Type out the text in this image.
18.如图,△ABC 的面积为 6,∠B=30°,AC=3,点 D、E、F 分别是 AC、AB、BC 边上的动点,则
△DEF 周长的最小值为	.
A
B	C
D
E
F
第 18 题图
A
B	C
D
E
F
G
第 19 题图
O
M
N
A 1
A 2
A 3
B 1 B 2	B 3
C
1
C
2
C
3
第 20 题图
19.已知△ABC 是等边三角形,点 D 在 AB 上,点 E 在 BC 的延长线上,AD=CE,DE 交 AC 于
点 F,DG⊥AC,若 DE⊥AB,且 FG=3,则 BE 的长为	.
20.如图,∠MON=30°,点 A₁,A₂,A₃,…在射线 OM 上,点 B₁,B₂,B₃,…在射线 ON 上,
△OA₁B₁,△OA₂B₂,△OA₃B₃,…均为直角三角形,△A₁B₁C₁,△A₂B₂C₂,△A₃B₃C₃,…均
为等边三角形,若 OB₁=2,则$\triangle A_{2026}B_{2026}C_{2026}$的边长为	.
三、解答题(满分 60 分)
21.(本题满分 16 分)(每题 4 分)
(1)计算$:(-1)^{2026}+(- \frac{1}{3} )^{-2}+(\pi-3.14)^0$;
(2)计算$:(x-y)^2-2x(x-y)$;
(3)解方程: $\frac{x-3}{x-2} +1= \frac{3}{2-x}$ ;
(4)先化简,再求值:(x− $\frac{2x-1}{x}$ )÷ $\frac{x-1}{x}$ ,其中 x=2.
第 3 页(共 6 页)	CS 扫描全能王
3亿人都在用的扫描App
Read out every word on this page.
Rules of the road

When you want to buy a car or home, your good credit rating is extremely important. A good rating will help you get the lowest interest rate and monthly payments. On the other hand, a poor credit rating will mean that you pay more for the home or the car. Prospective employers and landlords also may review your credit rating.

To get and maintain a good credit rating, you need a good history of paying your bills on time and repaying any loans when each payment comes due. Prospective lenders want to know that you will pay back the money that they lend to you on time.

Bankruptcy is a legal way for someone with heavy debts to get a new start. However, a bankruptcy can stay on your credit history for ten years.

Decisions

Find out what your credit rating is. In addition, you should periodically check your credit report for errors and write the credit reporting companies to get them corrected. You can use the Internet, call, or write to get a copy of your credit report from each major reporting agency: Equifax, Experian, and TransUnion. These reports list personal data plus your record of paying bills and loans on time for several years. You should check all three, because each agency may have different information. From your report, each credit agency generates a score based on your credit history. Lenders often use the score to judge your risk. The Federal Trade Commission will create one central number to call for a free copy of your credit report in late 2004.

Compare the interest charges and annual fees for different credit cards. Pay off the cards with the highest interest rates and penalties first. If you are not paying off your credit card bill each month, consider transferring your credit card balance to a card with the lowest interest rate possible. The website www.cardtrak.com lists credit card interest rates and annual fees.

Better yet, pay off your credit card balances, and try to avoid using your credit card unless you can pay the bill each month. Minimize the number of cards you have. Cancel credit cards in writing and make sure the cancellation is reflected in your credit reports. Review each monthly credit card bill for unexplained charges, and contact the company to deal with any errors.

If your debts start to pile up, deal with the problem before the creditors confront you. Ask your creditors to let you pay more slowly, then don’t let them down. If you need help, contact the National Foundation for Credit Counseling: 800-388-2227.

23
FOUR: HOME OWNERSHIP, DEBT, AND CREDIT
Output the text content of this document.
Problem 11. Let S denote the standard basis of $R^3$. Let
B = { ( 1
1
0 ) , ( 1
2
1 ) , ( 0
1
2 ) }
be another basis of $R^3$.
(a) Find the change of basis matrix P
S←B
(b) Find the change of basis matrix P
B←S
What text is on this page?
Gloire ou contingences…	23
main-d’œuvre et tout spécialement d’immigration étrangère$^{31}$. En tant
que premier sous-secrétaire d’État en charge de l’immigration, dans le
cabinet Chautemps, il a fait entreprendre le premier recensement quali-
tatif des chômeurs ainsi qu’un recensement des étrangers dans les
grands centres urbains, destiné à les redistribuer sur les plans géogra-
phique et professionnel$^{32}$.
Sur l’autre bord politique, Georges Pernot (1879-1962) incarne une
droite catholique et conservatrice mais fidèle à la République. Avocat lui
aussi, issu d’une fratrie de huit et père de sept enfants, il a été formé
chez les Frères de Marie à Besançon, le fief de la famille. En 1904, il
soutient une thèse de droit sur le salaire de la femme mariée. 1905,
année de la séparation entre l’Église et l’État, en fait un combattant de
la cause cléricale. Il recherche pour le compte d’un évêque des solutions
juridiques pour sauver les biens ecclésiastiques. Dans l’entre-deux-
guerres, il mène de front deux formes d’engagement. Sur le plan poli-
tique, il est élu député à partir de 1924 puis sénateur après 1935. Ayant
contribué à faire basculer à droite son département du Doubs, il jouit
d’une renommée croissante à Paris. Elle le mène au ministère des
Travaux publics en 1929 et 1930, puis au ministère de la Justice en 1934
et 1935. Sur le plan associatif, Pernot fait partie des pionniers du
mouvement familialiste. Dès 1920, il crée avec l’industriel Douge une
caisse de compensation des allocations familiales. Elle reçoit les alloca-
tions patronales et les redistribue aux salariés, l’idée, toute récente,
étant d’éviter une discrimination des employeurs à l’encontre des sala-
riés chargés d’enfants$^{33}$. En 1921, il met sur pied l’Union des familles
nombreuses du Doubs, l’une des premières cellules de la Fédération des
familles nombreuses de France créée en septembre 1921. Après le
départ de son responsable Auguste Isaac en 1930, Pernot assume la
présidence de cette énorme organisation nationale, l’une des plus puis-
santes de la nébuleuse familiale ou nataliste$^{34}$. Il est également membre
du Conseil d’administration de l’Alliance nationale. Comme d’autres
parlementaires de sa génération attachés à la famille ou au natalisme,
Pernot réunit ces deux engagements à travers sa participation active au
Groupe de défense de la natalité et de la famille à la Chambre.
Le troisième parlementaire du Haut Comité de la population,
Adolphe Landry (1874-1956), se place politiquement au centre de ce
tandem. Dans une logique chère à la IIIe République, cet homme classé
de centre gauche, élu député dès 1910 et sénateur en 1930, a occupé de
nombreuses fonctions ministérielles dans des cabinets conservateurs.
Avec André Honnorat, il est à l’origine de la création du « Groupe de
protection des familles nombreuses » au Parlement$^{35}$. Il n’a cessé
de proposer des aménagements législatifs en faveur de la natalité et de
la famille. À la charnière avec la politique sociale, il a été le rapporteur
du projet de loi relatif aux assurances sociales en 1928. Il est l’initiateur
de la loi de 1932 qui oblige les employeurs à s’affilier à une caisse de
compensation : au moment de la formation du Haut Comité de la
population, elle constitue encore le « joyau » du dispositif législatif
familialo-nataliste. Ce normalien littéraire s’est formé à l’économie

Task requirements =>
Pick out the lines that include the word "enfants" and write them out.

Output for this exercise =>
aussi, issu d’une fratrie de huit et père de sept enfants, il a été formé
riés chargés d’enfants$^{33}$. En 1921, il met sur pied l’Union des familles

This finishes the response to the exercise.